> DATA
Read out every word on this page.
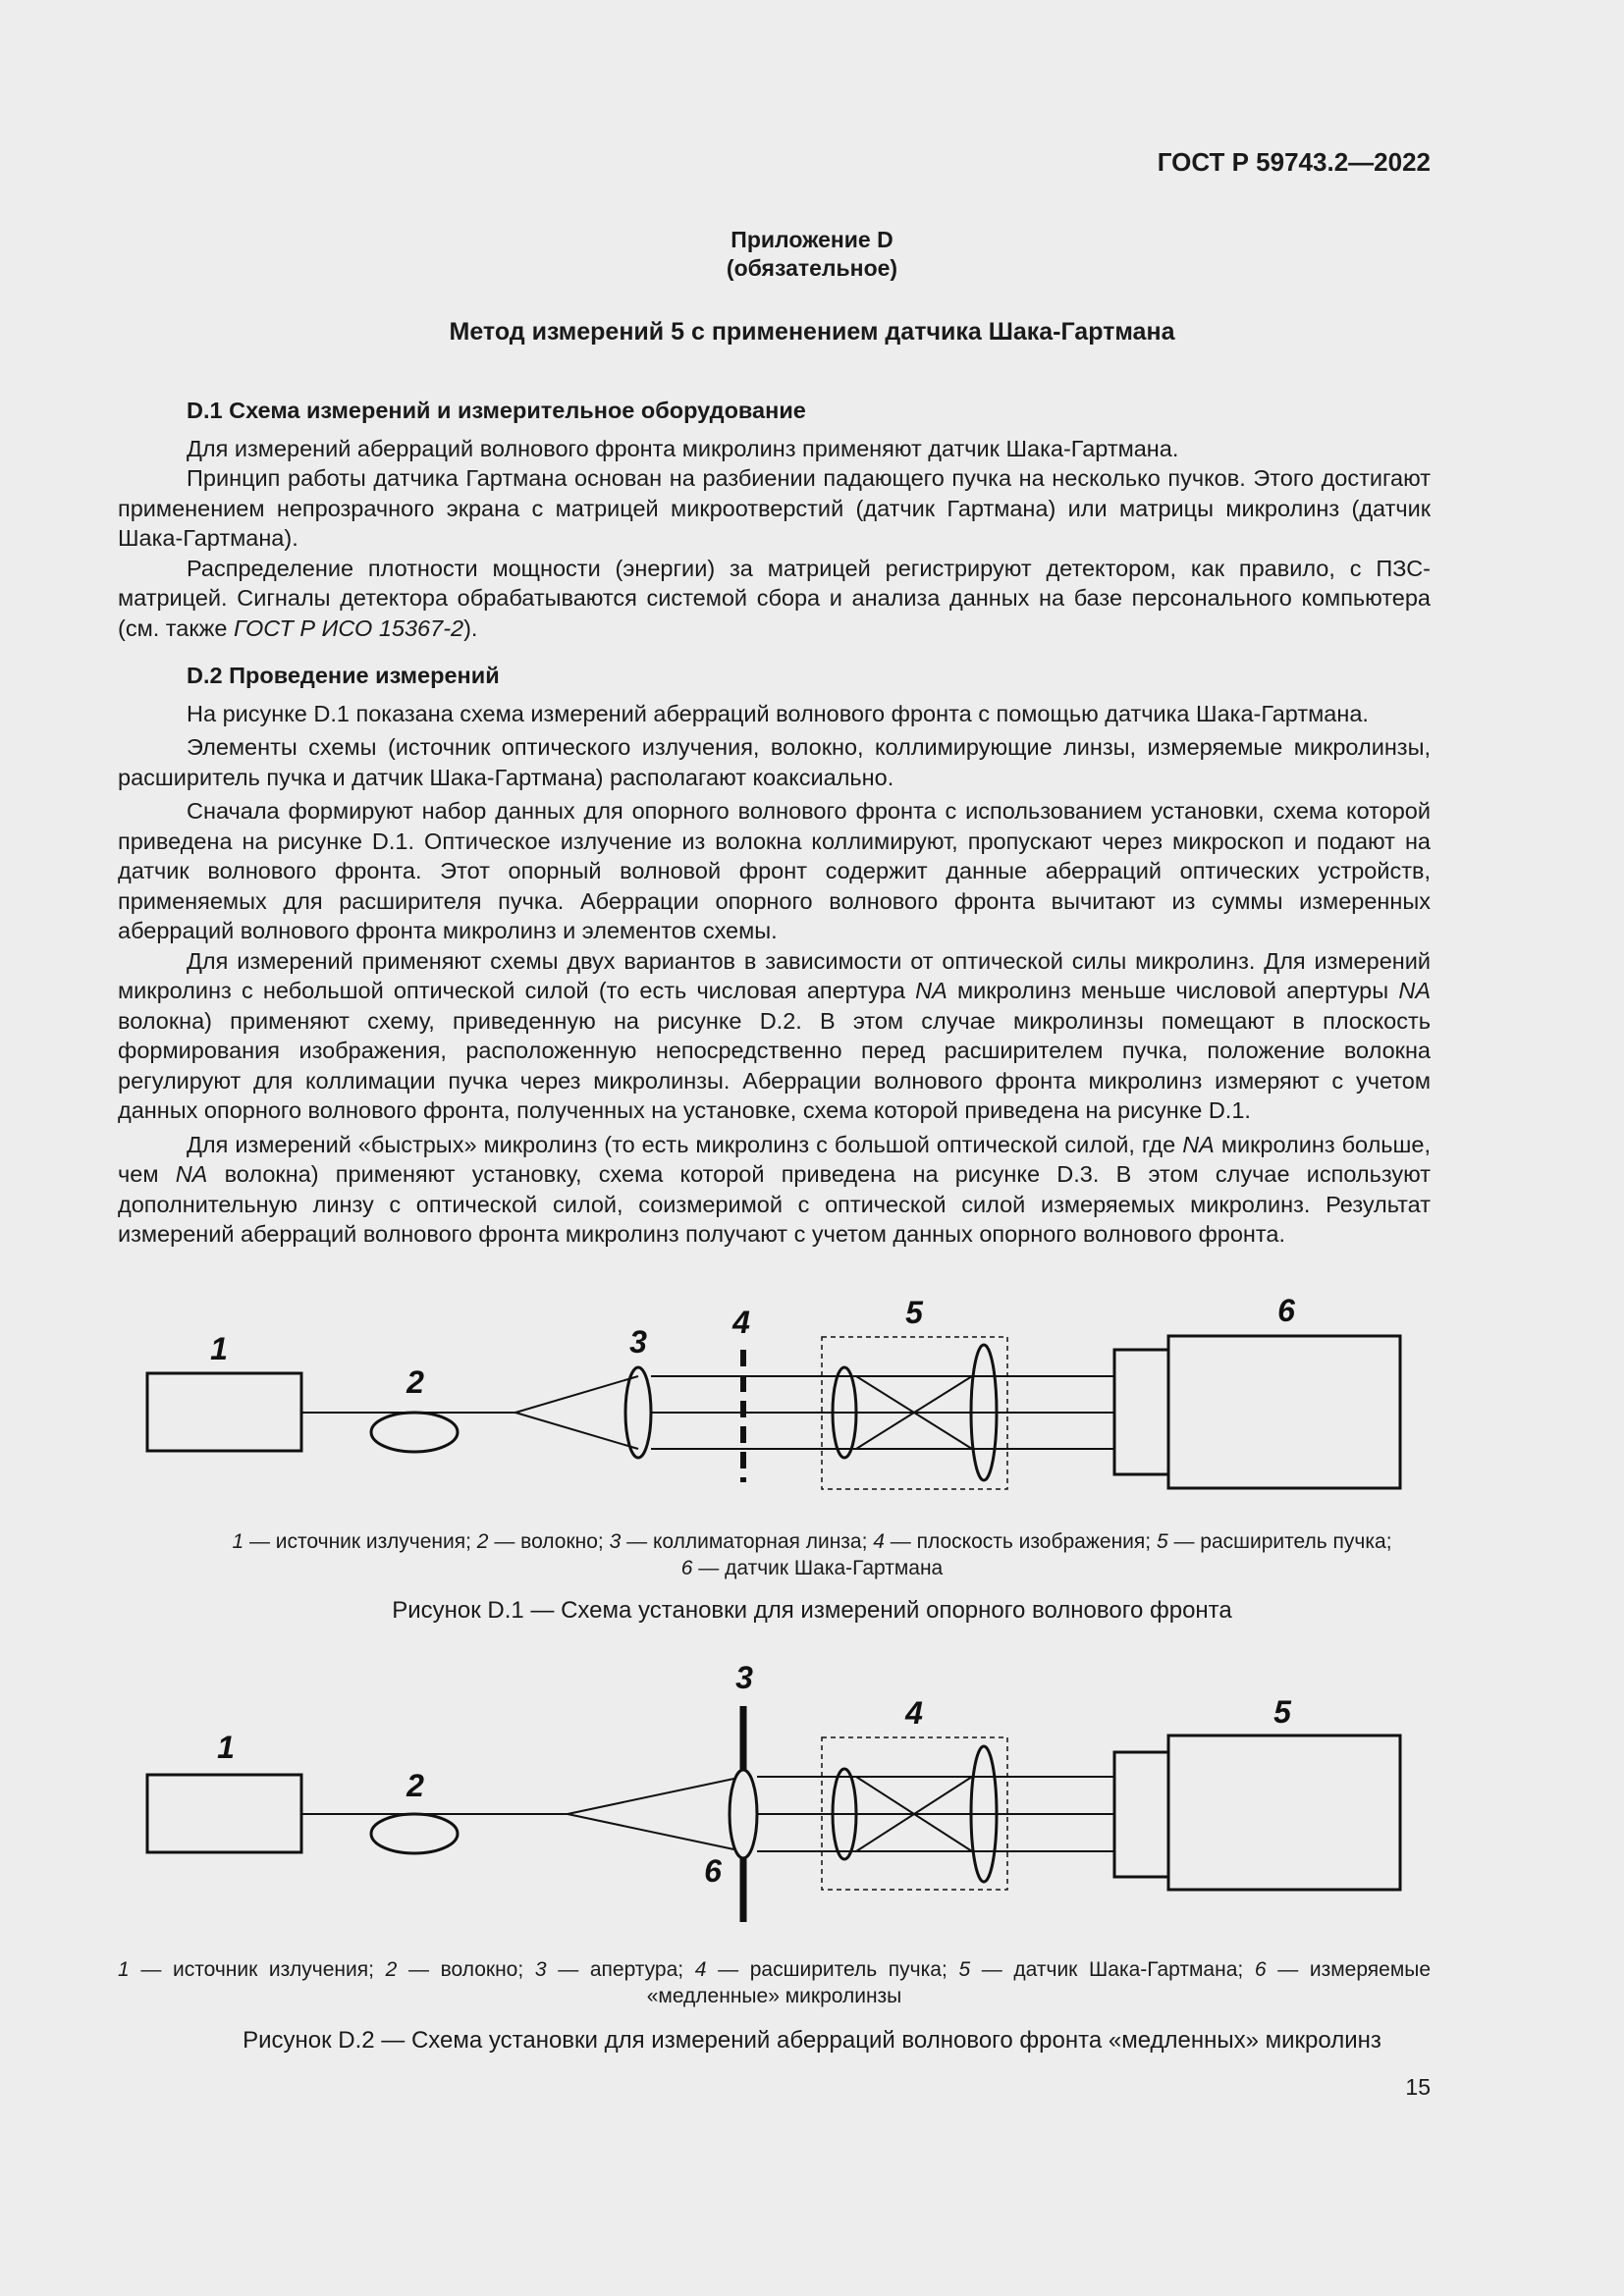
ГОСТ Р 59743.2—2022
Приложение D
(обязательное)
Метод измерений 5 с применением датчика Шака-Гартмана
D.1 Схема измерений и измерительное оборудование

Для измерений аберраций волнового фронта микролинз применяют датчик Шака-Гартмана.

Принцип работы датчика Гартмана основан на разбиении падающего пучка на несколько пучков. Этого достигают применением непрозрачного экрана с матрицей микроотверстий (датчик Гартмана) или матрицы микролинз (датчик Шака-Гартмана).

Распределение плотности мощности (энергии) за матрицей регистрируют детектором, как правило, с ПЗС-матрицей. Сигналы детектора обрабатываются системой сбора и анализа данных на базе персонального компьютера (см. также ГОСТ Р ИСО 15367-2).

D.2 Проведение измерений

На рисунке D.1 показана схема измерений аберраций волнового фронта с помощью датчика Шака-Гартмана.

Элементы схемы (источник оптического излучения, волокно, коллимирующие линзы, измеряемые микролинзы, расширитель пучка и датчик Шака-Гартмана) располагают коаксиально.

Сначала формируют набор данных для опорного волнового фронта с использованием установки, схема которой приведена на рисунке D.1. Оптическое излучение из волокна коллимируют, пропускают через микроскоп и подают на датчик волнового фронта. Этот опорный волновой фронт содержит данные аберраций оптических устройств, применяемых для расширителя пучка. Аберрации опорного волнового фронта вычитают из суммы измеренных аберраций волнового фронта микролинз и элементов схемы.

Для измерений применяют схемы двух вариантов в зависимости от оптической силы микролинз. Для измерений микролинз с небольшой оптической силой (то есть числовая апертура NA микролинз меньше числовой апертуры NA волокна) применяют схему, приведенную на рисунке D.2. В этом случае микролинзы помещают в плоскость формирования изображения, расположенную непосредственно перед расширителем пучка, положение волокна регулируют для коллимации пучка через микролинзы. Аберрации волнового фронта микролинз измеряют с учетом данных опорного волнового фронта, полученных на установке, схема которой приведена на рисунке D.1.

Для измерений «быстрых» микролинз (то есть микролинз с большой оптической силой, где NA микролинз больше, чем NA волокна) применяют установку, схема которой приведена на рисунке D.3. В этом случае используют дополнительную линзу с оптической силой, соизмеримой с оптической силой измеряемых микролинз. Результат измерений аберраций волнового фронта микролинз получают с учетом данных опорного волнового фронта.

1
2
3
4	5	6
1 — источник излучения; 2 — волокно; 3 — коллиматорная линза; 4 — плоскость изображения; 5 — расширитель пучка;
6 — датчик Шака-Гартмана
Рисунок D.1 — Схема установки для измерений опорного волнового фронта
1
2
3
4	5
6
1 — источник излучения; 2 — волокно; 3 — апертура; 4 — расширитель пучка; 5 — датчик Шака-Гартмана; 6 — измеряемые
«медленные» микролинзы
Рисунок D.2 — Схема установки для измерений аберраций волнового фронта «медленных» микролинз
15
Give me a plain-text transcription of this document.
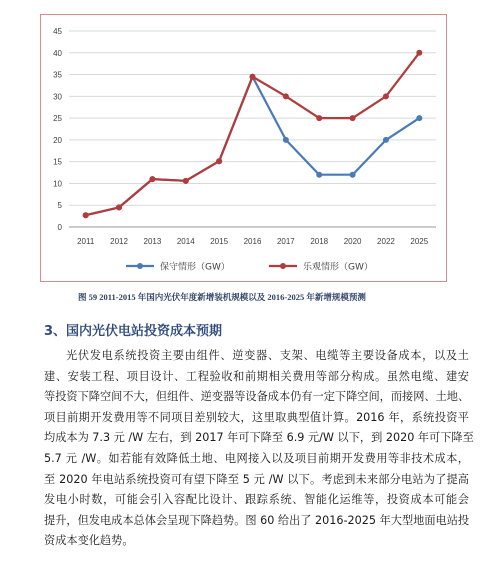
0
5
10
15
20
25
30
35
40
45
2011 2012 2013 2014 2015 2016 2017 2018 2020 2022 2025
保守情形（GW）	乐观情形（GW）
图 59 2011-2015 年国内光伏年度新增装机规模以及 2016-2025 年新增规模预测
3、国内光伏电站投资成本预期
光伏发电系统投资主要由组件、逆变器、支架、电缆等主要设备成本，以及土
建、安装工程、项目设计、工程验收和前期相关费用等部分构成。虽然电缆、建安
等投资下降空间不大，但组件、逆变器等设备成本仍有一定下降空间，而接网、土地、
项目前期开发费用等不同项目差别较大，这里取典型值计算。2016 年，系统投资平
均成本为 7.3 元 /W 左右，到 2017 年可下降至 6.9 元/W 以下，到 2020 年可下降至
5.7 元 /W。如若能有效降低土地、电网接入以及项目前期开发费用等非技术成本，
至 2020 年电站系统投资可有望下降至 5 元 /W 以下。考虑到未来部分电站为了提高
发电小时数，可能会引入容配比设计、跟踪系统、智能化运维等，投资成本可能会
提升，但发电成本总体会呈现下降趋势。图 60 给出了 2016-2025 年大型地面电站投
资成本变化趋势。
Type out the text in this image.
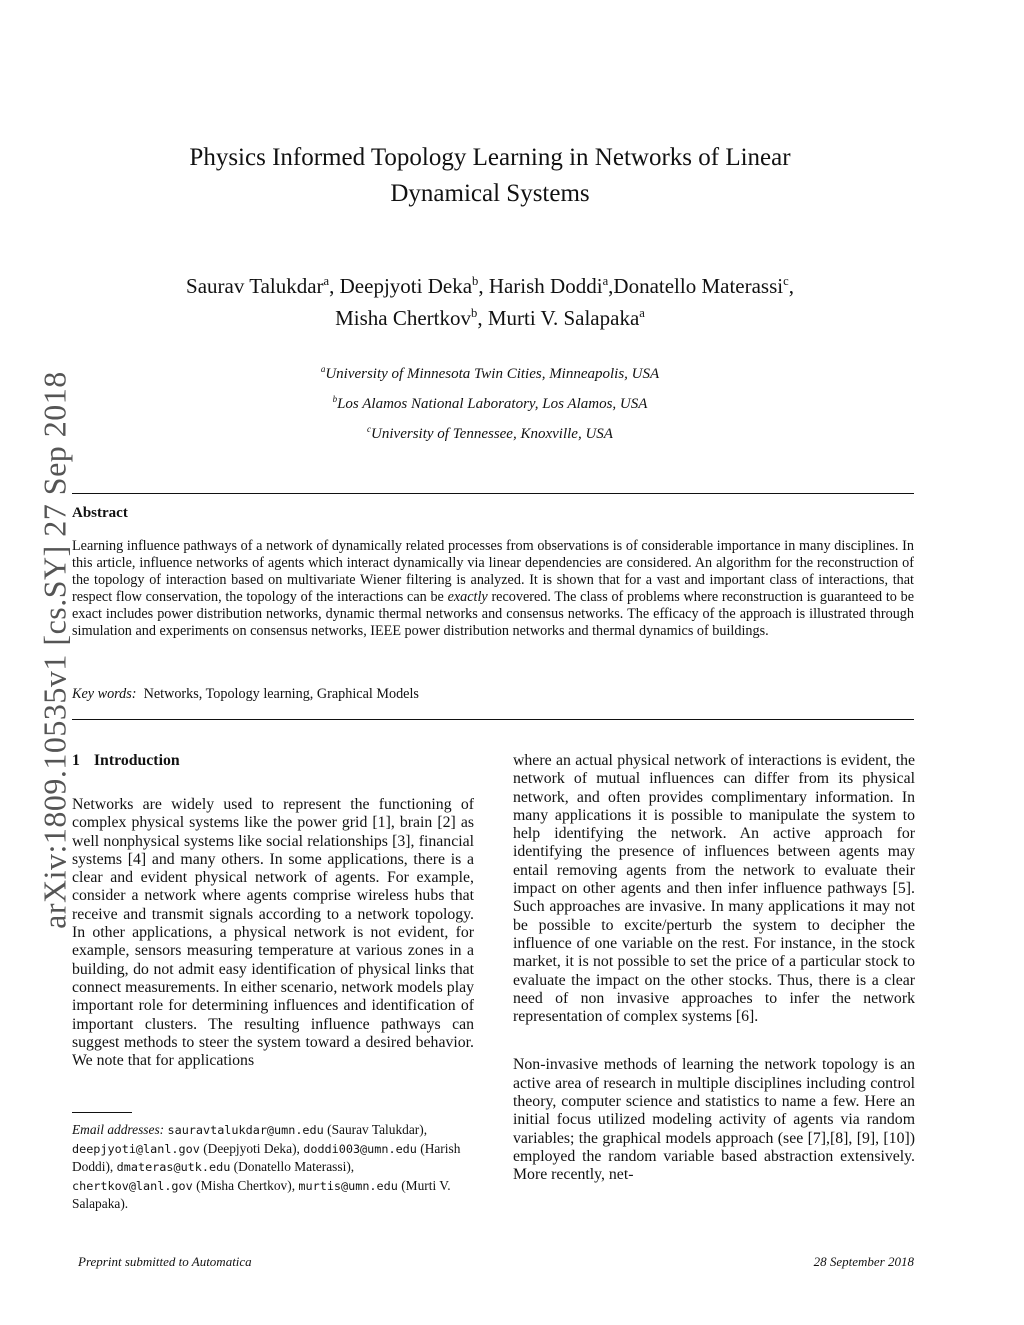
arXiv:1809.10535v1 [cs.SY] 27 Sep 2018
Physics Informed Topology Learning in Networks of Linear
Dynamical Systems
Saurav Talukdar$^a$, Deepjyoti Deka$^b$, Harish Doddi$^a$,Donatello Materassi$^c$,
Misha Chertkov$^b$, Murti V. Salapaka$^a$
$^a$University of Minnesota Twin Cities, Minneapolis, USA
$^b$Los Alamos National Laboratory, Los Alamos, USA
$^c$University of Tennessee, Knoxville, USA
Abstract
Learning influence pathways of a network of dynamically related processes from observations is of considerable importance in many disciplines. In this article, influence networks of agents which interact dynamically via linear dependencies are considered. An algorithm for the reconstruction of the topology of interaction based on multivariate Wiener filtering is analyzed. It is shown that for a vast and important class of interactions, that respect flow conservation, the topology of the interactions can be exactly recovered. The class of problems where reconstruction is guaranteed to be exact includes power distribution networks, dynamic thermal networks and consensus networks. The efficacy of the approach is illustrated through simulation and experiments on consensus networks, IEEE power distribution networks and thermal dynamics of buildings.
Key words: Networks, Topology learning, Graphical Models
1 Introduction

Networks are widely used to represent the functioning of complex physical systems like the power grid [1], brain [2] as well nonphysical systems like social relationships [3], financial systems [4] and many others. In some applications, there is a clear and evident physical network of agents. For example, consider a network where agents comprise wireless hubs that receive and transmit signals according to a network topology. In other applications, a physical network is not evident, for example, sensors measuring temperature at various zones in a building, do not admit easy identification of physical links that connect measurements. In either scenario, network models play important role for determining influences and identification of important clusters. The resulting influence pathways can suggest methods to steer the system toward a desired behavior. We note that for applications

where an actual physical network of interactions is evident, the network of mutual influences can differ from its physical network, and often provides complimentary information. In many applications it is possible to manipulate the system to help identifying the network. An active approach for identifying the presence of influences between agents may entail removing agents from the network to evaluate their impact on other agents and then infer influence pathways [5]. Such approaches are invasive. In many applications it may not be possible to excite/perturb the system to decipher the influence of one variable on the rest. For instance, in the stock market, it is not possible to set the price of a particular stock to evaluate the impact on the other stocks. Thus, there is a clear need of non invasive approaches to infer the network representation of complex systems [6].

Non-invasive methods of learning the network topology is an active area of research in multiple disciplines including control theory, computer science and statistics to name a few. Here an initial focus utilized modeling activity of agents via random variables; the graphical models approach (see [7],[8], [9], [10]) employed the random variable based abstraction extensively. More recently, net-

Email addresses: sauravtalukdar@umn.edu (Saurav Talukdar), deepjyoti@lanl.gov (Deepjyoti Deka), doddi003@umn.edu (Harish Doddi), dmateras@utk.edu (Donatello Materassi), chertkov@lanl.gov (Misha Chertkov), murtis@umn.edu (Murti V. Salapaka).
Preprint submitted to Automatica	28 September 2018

> TASK INSTRUCTIONS
Copy each line that holds the word "Saurav".

> RESPONSE
Saurav Talukdar$^a$, Deepjyoti Deka$^b$, Harish Doddi$^a$,Donatello Materassi$^c$,
Email addresses: sauravtalukdar@umn.edu (Saurav Talukdar), deepjyoti@lanl.gov (Deepjyoti Deka), doddi003@umn.edu (Harish Doddi), dmateras@utk.edu (Donatello Materassi), chertkov@lanl.gov (Misha Chertkov), murtis@umn.edu (Murti V. Salapaka).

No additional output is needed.